§ **WRITTEN PROBLEM**:
Repeat all the records exactly, omitting pictures.
* Start *
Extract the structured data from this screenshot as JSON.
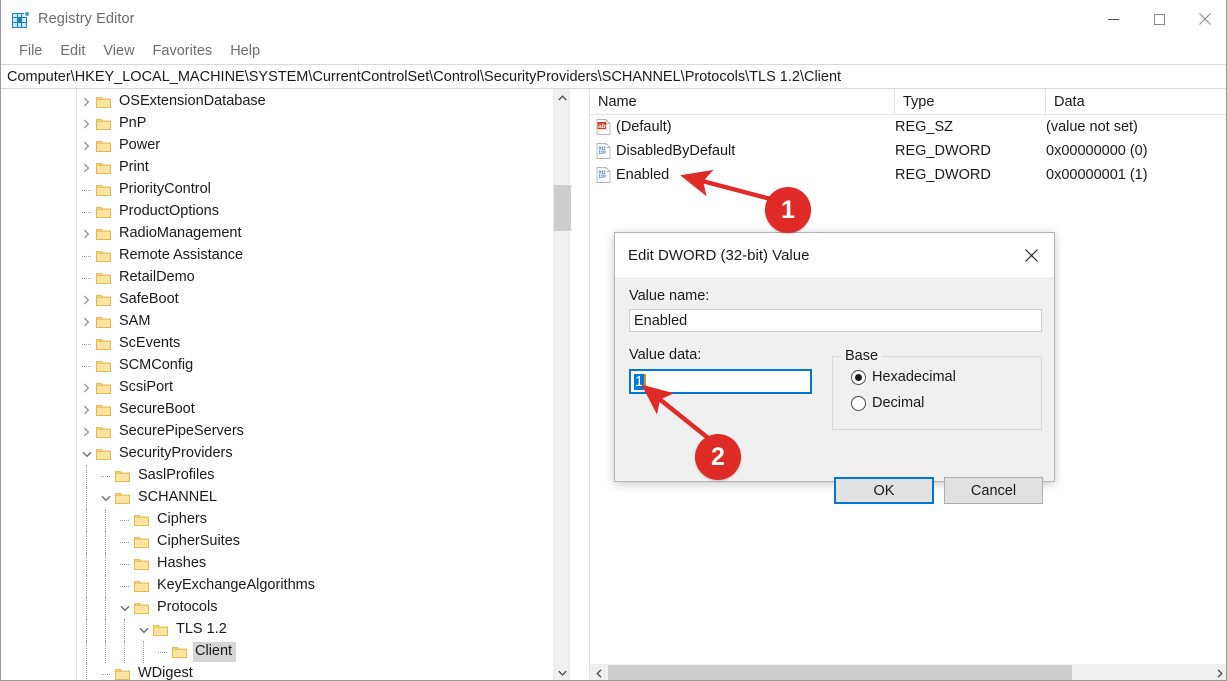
{
  "window": {
    "title": "Registry Editor",
    "icon": "registry-editor-icon",
    "controls": {
      "minimize": "minimize-button",
      "maximize": "maximize-button",
      "close": "close-button"
    }
  },
  "menu": {
    "items": [
      {
        "label": "File"
      },
      {
        "label": "Edit"
      },
      {
        "label": "View"
      },
      {
        "label": "Favorites"
      },
      {
        "label": "Help"
      }
    ]
  },
  "address": {
    "path": "Computer\\HKEY_LOCAL_MACHINE\\SYSTEM\\CurrentControlSet\\Control\\SecurityProviders\\SCHANNEL\\Protocols\\TLS 1.2\\Client"
  },
  "tree": {
    "items": [
      {
        "label": "OSExtensionDatabase",
        "indent": 0,
        "twisty": "collapsed",
        "selected": false
      },
      {
        "label": "PnP",
        "indent": 0,
        "twisty": "collapsed",
        "selected": false
      },
      {
        "label": "Power",
        "indent": 0,
        "twisty": "collapsed",
        "selected": false
      },
      {
        "label": "Print",
        "indent": 0,
        "twisty": "collapsed",
        "selected": false
      },
      {
        "label": "PriorityControl",
        "indent": 0,
        "twisty": "none",
        "selected": false
      },
      {
        "label": "ProductOptions",
        "indent": 0,
        "twisty": "none",
        "selected": false
      },
      {
        "label": "RadioManagement",
        "indent": 0,
        "twisty": "collapsed",
        "selected": false
      },
      {
        "label": "Remote Assistance",
        "indent": 0,
        "twisty": "none",
        "selected": false
      },
      {
        "label": "RetailDemo",
        "indent": 0,
        "twisty": "none",
        "selected": false
      },
      {
        "label": "SafeBoot",
        "indent": 0,
        "twisty": "collapsed",
        "selected": false
      },
      {
        "label": "SAM",
        "indent": 0,
        "twisty": "collapsed",
        "selected": false
      },
      {
        "label": "ScEvents",
        "indent": 0,
        "twisty": "none",
        "selected": false
      },
      {
        "label": "SCMConfig",
        "indent": 0,
        "twisty": "none",
        "selected": false
      },
      {
        "label": "ScsiPort",
        "indent": 0,
        "twisty": "collapsed",
        "selected": false
      },
      {
        "label": "SecureBoot",
        "indent": 0,
        "twisty": "collapsed",
        "selected": false
      },
      {
        "label": "SecurePipeServers",
        "indent": 0,
        "twisty": "collapsed",
        "selected": false
      },
      {
        "label": "SecurityProviders",
        "indent": 0,
        "twisty": "expanded",
        "selected": false
      },
      {
        "label": "SaslProfiles",
        "indent": 1,
        "twisty": "none",
        "selected": false
      },
      {
        "label": "SCHANNEL",
        "indent": 1,
        "twisty": "expanded",
        "selected": false
      },
      {
        "label": "Ciphers",
        "indent": 2,
        "twisty": "none",
        "selected": false
      },
      {
        "label": "CipherSuites",
        "indent": 2,
        "twisty": "none",
        "selected": false
      },
      {
        "label": "Hashes",
        "indent": 2,
        "twisty": "none",
        "selected": false
      },
      {
        "label": "KeyExchangeAlgorithms",
        "indent": 2,
        "twisty": "none",
        "selected": false
      },
      {
        "label": "Protocols",
        "indent": 2,
        "twisty": "expanded",
        "selected": false
      },
      {
        "label": "TLS 1.2",
        "indent": 3,
        "twisty": "expanded",
        "selected": false
      },
      {
        "label": "Client",
        "indent": 4,
        "twisty": "none",
        "selected": true
      },
      {
        "label": "WDigest",
        "indent": 1,
        "twisty": "none",
        "selected": false
      }
    ]
  },
  "values": {
    "columns": [
      "Name",
      "Type",
      "Data"
    ],
    "rows": [
      {
        "name": "(Default)",
        "type": "REG_SZ",
        "data": "(value not set)",
        "icon": "string-value-icon"
      },
      {
        "name": "DisabledByDefault",
        "type": "REG_DWORD",
        "data": "0x00000000 (0)",
        "icon": "dword-value-icon"
      },
      {
        "name": "Enabled",
        "type": "REG_DWORD",
        "data": "0x00000001 (1)",
        "icon": "dword-value-icon"
      }
    ]
  },
  "dialog": {
    "title": "Edit DWORD (32-bit) Value",
    "value_name_label": "Value name:",
    "value_name": "Enabled",
    "value_data_label": "Value data:",
    "value_data": "1",
    "base": {
      "legend": "Base",
      "options": [
        {
          "label": "Hexadecimal",
          "selected": true
        },
        {
          "label": "Decimal",
          "selected": false
        }
      ]
    },
    "buttons": {
      "ok": "OK",
      "cancel": "Cancel"
    }
  },
  "annotations": [
    {
      "id": "1",
      "label": "1",
      "target": "enabled-value-row"
    },
    {
      "id": "2",
      "label": "2",
      "target": "value-data-input"
    }
  ],
  "colors": {
    "accent": "#0078d7",
    "annotation": "#e02a26",
    "folder": "#ffd976",
    "selection": "#d5d5d5"
  }
}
* End *
§ **EXPECTED OUTPUT**:
Extract the structured data from this screenshot as JSON.
{
  "window": {
    "title": "Registry Editor",
    "icon": "registry-editor-icon",
    "controls": {
      "minimize": "minimize-button",
      "maximize": "maximize-button",
      "close": "close-button"
    }
  },
  "menu": {
    "items": [
      {
        "label": "File"
      },
      {
        "label": "Edit"
      },
      {
        "label": "View"
      },
      {
        "label": "Favorites"
      },
      {
        "label": "Help"
      }
    ]
  },
  "address": {
    "path": "Computer\\HKEY_LOCAL_MACHINE\\SYSTEM\\CurrentControlSet\\Control\\SecurityProviders\\SCHANNEL\\Protocols\\TLS 1.2\\Client"
  },
  "tree": {
    "items": [
      {
        "label": "OSExtensionDatabase",
        "indent": 0,
        "twisty": "collapsed",
        "selected": false
      },
      {
        "label": "PnP",
        "indent": 0,
        "twisty": "collapsed",
        "selected": false
      },
      {
        "label": "Power",
        "indent": 0,
        "twisty": "collapsed",
        "selected": false
      },
      {
        "label": "Print",
        "indent": 0,
        "twisty": "collapsed",
        "selected": false
      },
      {
        "label": "PriorityControl",
        "indent": 0,
        "twisty": "none",
        "selected": false
      },
      {
        "label": "ProductOptions",
        "indent": 0,
        "twisty": "none",
        "selected": false
      },
      {
        "label": "RadioManagement",
        "indent": 0,
        "twisty": "collapsed",
        "selected": false
      },
      {
        "label": "Remote Assistance",
        "indent": 0,
        "twisty": "none",
        "selected": false
      },
      {
        "label": "RetailDemo",
        "indent": 0,
        "twisty": "none",
        "selected": false
      },
      {
        "label": "SafeBoot",
        "indent": 0,
        "twisty": "collapsed",
        "selected": false
      },
      {
        "label": "SAM",
        "indent": 0,
        "twisty": "collapsed",
        "selected": false
      },
      {
        "label": "ScEvents",
        "indent": 0,
        "twisty": "none",
        "selected": false
      },
      {
        "label": "SCMConfig",
        "indent": 0,
        "twisty": "none",
        "selected": false
      },
      {
        "label": "ScsiPort",
        "indent": 0,
        "twisty": "collapsed",
        "selected": false
      },
      {
        "label": "SecureBoot",
        "indent": 0,
        "twisty": "collapsed",
        "selected": false
      },
      {
        "label": "SecurePipeServers",
        "indent": 0,
        "twisty": "collapsed",
        "selected": false
      },
      {
        "label": "SecurityProviders",
        "indent": 0,
        "twisty": "expanded",
        "selected": false
      },
      {
        "label": "SaslProfiles",
        "indent": 1,
        "twisty": "none",
        "selected": false
      },
      {
        "label": "SCHANNEL",
        "indent": 1,
        "twisty": "expanded",
        "selected": false
      },
      {
        "label": "Ciphers",
        "indent": 2,
        "twisty": "none",
        "selected": false
      },
      {
        "label": "CipherSuites",
        "indent": 2,
        "twisty": "none",
        "selected": false
      },
      {
        "label": "Hashes",
        "indent": 2,
        "twisty": "none",
        "selected": false
      },
      {
        "label": "KeyExchangeAlgorithms",
        "indent": 2,
        "twisty": "none",
        "selected": false
      },
      {
        "label": "Protocols",
        "indent": 2,
        "twisty": "expanded",
        "selected": false
      },
      {
        "label": "TLS 1.2",
        "indent": 3,
        "twisty": "expanded",
        "selected": false
      },
      {
        "label": "Client",
        "indent": 4,
        "twisty": "none",
        "selected": true
      },
      {
        "label": "WDigest",
        "indent": 1,
        "twisty": "none",
        "selected": false
      }
    ]
  },
  "values": {
    "columns": [
      "Name",
      "Type",
      "Data"
    ],
    "rows": [
      {
        "name": "(Default)",
        "type": "REG_SZ",
        "data": "(value not set)",
        "icon": "string-value-icon"
      },
      {
        "name": "DisabledByDefault",
        "type": "REG_DWORD",
        "data": "0x00000000 (0)",
        "icon": "dword-value-icon"
      },
      {
        "name": "Enabled",
        "type": "REG_DWORD",
        "data": "0x00000001 (1)",
        "icon": "dword-value-icon"
      }
    ]
  },
  "dialog": {
    "title": "Edit DWORD (32-bit) Value",
    "value_name_label": "Value name:",
    "value_name": "Enabled",
    "value_data_label": "Value data:",
    "value_data": "1",
    "base": {
      "legend": "Base",
      "options": [
        {
          "label": "Hexadecimal",
          "selected": true
        },
        {
          "label": "Decimal",
          "selected": false
        }
      ]
    },
    "buttons": {
      "ok": "OK",
      "cancel": "Cancel"
    }
  },
  "annotations": [
    {
      "id": "1",
      "label": "1",
      "target": "enabled-value-row"
    },
    {
      "id": "2",
      "label": "2",
      "target": "value-data-input"
    }
  ],
  "colors": {
    "accent": "#0078d7",
    "annotation": "#e02a26",
    "folder": "#ffd976",
    "selection": "#d5d5d5"
  }
}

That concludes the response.